* _Stated problem_
Determine how many lines in the entries below include "name". The reply should be that number and nothing else.

═════ Provided information

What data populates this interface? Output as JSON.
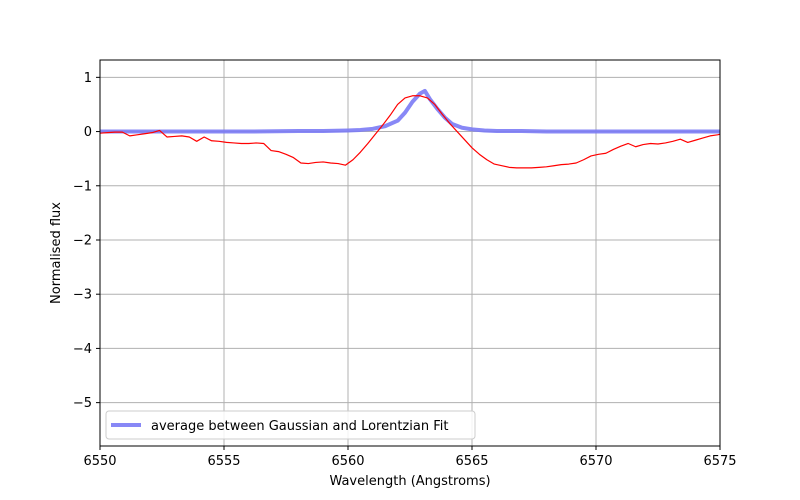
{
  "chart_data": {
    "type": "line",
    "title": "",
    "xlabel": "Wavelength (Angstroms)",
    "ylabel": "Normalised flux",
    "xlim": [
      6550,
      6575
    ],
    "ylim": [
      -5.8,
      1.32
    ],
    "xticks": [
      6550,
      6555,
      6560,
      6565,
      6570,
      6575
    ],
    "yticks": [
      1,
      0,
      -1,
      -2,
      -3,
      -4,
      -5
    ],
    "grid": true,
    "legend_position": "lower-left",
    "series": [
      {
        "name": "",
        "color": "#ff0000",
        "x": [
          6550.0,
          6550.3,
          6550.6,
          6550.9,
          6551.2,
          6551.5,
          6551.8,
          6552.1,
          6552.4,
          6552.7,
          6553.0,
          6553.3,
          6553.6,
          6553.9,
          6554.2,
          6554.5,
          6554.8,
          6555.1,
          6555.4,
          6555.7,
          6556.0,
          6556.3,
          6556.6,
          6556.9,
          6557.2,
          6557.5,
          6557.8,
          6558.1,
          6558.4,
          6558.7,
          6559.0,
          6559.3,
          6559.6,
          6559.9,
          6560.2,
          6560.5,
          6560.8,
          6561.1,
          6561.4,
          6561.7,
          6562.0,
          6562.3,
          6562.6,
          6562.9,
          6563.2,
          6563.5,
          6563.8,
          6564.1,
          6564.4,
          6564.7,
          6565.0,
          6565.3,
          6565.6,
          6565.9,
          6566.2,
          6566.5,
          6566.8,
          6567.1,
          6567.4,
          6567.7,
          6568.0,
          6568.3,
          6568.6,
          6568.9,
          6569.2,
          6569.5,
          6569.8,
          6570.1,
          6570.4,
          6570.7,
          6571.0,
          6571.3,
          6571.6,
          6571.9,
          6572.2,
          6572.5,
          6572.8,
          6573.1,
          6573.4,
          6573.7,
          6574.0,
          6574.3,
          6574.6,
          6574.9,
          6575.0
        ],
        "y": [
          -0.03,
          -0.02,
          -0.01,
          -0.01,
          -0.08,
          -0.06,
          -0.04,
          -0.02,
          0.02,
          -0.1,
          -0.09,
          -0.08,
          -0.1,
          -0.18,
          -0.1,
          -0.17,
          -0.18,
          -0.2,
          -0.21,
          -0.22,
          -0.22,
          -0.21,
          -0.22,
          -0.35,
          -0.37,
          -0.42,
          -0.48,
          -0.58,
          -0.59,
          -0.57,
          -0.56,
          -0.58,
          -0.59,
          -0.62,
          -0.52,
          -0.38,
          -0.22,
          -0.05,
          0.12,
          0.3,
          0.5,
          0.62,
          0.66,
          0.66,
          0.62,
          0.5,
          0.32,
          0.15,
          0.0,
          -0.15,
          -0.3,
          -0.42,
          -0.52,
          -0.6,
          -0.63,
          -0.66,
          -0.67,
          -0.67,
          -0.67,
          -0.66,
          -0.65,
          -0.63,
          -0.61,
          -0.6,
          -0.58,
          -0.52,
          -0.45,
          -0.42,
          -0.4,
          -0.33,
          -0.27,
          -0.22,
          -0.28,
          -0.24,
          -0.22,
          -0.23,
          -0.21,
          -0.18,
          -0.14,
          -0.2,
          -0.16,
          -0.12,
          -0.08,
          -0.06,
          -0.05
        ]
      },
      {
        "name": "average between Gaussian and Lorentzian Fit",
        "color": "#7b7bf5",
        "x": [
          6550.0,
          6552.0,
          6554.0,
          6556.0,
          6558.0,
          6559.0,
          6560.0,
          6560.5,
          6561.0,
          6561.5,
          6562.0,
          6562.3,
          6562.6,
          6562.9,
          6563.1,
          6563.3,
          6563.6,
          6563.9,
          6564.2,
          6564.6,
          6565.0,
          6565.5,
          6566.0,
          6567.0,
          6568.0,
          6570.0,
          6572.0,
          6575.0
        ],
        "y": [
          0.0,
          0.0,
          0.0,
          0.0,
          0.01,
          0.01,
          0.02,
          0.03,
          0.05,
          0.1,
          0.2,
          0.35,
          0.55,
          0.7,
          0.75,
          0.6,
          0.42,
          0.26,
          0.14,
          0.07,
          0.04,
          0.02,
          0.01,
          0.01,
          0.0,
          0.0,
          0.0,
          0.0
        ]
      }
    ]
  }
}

══════════

* _Result_
2